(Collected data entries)
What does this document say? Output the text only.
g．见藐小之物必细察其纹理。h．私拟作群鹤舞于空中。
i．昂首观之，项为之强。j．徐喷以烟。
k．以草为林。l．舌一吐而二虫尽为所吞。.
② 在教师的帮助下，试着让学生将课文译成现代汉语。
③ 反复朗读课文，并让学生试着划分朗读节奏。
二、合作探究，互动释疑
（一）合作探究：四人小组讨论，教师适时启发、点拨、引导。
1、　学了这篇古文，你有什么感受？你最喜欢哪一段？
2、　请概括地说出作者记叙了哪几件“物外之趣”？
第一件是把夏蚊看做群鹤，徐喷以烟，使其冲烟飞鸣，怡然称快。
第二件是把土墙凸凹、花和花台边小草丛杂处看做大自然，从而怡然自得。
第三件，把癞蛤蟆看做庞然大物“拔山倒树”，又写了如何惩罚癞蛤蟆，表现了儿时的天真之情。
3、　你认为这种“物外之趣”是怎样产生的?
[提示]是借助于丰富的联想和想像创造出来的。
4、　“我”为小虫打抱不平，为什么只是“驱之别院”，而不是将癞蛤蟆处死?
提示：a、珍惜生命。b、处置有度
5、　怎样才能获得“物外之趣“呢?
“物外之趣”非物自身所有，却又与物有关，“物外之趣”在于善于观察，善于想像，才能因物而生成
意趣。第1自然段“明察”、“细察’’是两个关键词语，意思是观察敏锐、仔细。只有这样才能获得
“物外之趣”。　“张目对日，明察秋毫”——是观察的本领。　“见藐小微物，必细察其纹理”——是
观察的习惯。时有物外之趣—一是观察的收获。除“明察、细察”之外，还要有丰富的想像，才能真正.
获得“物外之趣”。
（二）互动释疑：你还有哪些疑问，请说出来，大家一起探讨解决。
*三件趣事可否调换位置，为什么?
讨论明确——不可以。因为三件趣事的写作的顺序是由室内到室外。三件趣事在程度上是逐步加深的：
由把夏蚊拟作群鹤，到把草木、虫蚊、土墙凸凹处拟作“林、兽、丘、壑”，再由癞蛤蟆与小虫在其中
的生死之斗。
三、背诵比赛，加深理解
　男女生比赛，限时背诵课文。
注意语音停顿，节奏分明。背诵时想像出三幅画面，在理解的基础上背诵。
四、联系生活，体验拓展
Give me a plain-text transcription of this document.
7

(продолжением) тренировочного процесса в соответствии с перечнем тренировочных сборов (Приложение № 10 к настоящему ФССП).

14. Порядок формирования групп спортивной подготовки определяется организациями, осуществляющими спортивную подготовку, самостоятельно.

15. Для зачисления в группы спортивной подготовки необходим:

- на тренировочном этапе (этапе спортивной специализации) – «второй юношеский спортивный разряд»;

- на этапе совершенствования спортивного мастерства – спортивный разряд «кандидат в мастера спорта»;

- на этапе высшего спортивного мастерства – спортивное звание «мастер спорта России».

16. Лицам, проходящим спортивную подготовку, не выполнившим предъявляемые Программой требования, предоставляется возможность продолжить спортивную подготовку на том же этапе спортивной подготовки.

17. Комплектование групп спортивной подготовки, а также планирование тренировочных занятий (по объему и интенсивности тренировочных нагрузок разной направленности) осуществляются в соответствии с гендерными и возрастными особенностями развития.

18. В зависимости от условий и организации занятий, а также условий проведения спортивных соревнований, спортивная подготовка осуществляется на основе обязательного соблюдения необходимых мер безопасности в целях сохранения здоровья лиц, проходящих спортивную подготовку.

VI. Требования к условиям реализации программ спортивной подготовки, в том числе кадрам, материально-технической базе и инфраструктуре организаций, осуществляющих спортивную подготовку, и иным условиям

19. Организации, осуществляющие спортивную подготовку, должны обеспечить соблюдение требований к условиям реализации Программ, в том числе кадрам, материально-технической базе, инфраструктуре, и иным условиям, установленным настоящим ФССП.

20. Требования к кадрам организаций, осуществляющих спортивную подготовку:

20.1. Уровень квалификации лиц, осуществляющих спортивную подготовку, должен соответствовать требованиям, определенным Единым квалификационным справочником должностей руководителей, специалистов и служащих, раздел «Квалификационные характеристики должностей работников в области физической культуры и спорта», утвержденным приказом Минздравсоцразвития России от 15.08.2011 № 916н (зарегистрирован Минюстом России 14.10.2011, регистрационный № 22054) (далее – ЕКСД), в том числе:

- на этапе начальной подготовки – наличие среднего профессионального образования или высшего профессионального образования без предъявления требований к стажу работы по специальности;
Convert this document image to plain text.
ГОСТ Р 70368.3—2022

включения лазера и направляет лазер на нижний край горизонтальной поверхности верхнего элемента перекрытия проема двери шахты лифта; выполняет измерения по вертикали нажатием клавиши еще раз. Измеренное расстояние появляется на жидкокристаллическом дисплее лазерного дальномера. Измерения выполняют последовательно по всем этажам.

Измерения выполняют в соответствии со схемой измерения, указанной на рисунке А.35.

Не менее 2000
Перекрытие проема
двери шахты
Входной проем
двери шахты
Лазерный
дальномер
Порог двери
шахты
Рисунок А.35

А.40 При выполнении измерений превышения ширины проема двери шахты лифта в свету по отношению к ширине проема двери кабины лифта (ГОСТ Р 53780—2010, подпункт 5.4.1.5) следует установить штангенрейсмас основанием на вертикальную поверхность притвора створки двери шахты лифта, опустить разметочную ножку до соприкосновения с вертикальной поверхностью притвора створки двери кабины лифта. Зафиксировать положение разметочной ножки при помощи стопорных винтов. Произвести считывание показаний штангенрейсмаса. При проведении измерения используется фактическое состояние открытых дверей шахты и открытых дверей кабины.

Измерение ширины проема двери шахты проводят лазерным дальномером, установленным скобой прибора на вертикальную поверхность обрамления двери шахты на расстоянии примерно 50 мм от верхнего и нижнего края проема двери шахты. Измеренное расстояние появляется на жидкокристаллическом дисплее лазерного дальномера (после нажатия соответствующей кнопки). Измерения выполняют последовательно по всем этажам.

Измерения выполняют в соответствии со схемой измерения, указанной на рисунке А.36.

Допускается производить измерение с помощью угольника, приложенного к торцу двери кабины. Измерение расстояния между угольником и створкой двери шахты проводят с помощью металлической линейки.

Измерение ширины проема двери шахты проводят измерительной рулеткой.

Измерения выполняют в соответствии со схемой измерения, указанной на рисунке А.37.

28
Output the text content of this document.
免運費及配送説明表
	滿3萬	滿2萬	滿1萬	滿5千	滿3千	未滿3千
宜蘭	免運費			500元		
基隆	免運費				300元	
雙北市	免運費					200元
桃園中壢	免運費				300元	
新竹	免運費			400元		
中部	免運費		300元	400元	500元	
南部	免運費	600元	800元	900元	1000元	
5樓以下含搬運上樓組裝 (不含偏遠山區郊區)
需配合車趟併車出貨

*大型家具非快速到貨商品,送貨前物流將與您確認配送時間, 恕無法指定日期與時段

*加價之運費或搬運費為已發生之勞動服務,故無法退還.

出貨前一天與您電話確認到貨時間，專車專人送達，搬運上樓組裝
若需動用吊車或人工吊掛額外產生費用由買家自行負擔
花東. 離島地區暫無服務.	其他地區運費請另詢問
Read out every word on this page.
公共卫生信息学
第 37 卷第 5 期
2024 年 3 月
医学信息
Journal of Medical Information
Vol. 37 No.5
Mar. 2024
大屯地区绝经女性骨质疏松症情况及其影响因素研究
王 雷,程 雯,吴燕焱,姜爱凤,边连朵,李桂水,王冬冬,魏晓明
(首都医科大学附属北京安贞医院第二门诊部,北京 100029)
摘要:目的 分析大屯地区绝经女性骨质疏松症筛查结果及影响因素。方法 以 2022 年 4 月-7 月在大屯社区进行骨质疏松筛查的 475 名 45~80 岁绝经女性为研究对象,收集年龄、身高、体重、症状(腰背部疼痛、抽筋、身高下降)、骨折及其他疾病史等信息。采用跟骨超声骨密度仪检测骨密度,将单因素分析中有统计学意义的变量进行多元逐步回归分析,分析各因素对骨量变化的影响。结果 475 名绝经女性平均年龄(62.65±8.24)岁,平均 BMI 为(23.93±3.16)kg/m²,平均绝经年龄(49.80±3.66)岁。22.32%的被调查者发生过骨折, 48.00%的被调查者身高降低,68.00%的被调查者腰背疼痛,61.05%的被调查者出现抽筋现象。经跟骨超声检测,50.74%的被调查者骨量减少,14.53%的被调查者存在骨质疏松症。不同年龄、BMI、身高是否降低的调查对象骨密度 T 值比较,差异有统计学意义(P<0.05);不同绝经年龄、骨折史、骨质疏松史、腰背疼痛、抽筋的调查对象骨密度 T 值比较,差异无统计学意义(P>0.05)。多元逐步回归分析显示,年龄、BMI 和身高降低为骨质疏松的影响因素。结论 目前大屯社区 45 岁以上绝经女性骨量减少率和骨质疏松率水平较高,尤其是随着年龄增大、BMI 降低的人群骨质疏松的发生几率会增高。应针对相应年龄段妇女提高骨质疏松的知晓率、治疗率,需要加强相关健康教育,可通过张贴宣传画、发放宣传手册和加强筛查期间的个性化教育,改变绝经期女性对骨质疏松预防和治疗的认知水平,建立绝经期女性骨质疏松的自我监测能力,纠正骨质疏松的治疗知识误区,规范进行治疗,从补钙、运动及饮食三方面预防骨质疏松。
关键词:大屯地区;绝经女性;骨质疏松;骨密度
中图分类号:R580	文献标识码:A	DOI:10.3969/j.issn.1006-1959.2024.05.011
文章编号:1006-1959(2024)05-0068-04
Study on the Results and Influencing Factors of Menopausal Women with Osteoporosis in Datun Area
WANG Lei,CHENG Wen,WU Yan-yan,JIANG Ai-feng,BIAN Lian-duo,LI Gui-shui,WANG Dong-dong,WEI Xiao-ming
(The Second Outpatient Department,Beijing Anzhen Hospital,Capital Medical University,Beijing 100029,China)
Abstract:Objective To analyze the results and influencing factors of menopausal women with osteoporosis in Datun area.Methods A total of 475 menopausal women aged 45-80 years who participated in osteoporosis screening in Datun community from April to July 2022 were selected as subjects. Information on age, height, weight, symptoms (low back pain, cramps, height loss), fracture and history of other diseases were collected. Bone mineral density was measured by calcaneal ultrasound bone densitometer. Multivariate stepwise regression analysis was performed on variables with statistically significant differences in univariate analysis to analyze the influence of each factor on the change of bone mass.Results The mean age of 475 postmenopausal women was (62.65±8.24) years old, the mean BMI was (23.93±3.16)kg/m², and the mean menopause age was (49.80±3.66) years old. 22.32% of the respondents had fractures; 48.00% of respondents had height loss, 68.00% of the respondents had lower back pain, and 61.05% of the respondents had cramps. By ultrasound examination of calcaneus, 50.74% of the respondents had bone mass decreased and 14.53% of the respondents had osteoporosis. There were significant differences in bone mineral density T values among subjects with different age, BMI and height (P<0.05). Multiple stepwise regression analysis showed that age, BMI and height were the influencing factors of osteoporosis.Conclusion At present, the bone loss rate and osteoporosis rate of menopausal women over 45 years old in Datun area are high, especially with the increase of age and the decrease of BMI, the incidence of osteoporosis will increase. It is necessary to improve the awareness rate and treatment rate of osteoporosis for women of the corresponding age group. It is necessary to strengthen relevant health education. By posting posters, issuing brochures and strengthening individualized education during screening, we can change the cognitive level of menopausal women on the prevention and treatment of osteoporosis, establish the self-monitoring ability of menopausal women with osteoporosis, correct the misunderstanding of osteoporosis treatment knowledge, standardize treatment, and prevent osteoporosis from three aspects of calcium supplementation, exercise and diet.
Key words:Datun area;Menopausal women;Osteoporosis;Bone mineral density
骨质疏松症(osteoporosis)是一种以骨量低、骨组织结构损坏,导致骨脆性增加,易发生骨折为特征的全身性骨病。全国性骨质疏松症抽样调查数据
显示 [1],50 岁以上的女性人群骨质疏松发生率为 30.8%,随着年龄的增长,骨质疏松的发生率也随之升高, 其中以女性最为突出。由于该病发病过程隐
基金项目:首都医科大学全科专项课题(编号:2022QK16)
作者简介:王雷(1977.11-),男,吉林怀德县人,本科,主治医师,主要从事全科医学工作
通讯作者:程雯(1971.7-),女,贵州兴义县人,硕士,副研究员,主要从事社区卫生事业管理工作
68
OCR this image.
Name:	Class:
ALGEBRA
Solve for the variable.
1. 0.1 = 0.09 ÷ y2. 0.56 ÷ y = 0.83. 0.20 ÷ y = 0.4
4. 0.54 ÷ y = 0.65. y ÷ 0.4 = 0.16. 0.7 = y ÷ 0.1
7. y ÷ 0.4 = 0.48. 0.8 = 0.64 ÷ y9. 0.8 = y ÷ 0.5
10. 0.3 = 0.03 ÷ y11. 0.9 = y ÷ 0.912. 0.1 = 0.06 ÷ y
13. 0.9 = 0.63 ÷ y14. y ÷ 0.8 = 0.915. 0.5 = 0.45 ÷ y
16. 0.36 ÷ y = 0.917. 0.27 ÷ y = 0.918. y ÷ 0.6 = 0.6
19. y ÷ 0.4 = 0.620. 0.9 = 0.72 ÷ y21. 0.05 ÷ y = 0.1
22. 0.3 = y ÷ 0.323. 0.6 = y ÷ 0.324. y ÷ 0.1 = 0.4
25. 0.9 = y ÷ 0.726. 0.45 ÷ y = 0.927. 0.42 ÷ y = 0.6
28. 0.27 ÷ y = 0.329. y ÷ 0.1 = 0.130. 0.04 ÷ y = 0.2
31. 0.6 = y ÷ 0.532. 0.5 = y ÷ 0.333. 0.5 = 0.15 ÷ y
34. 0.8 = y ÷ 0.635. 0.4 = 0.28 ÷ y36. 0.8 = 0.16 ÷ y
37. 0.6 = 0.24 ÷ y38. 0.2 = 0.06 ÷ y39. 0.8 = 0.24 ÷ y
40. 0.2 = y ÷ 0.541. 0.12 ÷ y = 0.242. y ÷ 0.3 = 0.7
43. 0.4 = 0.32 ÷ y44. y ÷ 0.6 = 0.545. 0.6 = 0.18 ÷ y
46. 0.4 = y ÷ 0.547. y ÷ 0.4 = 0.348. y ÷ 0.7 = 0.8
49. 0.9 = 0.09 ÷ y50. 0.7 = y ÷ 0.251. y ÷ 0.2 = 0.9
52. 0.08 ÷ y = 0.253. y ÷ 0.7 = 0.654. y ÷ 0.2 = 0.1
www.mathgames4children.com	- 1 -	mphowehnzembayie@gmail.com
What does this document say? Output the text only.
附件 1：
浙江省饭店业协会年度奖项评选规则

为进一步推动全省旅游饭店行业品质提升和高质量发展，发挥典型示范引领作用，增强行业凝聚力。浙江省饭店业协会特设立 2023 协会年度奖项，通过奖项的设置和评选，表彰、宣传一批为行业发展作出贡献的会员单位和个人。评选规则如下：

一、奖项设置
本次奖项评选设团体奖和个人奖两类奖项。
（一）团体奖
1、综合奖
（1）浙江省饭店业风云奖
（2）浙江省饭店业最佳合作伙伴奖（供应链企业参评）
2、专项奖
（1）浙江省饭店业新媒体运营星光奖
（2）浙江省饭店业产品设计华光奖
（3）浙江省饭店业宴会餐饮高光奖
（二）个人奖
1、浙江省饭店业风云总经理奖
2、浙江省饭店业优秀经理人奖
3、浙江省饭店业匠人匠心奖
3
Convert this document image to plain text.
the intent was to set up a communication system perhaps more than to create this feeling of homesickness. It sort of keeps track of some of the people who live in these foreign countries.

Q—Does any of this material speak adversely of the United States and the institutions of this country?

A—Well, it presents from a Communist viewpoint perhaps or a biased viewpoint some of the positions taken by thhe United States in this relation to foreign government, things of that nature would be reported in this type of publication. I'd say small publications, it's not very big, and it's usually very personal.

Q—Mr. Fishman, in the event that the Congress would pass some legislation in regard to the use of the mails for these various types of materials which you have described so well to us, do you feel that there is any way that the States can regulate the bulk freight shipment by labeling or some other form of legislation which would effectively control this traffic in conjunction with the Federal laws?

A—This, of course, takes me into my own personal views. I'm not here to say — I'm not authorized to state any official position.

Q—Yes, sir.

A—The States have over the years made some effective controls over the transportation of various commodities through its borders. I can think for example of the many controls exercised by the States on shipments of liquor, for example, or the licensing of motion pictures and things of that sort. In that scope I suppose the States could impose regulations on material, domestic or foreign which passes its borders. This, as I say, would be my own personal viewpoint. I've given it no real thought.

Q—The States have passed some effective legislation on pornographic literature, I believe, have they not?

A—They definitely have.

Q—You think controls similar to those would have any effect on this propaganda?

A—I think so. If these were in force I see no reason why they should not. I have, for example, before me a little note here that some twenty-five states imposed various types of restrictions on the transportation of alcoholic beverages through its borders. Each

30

**PROMPT**
In the material above, how many lines hold the word "всем"? Say only the number.

**EXPECTED ANSWER**
2